AIM OF THE EXERCISE: Print out each entry below exactly, please.

PROVIDED INFORMATION:
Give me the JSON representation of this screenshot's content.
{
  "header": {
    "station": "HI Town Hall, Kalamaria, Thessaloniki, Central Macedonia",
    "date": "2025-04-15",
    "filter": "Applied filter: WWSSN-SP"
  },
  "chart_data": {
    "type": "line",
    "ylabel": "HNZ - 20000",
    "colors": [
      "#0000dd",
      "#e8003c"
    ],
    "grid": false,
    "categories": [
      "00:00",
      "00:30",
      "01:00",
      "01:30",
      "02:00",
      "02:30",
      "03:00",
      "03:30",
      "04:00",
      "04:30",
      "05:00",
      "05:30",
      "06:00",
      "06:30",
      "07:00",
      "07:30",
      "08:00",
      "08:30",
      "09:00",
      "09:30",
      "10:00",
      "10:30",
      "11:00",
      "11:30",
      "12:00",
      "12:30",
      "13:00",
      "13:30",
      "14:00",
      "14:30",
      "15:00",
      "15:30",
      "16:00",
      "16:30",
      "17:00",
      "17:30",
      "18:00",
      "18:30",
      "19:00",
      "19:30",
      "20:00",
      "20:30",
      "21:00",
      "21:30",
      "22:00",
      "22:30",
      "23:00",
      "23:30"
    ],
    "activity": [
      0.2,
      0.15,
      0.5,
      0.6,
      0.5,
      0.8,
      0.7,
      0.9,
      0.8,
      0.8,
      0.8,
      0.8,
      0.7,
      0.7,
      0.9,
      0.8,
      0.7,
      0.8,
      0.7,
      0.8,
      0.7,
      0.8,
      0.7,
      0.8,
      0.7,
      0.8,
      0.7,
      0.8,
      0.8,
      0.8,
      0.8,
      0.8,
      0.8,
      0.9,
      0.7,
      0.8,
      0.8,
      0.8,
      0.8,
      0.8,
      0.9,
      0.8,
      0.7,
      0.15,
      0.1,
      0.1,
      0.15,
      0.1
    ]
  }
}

CORRECT RESULT:
Give me the JSON representation of this screenshot's content.
{
  "header": {
    "station": "HI Town Hall, Kalamaria, Thessaloniki, Central Macedonia",
    "date": "2025-04-15",
    "filter": "Applied filter: WWSSN-SP"
  },
  "chart_data": {
    "type": "line",
    "ylabel": "HNZ - 20000",
    "colors": [
      "#0000dd",
      "#e8003c"
    ],
    "grid": false,
    "categories": [
      "00:00",
      "00:30",
      "01:00",
      "01:30",
      "02:00",
      "02:30",
      "03:00",
      "03:30",
      "04:00",
      "04:30",
      "05:00",
      "05:30",
      "06:00",
      "06:30",
      "07:00",
      "07:30",
      "08:00",
      "08:30",
      "09:00",
      "09:30",
      "10:00",
      "10:30",
      "11:00",
      "11:30",
      "12:00",
      "12:30",
      "13:00",
      "13:30",
      "14:00",
      "14:30",
      "15:00",
      "15:30",
      "16:00",
      "16:30",
      "17:00",
      "17:30",
      "18:00",
      "18:30",
      "19:00",
      "19:30",
      "20:00",
      "20:30",
      "21:00",
      "21:30",
      "22:00",
      "22:30",
      "23:00",
      "23:30"
    ],
    "activity": [
      0.2,
      0.15,
      0.5,
      0.6,
      0.5,
      0.8,
      0.7,
      0.9,
      0.8,
      0.8,
      0.8,
      0.8,
      0.7,
      0.7,
      0.9,
      0.8,
      0.7,
      0.8,
      0.7,
      0.8,
      0.7,
      0.8,
      0.7,
      0.8,
      0.7,
      0.8,
      0.7,
      0.8,
      0.8,
      0.8,
      0.8,
      0.8,
      0.8,
      0.9,
      0.7,
      0.8,
      0.8,
      0.8,
      0.8,
      0.8,
      0.9,
      0.8,
      0.7,
      0.15,
      0.1,
      0.1,
      0.15,
      0.1
    ]
  }
}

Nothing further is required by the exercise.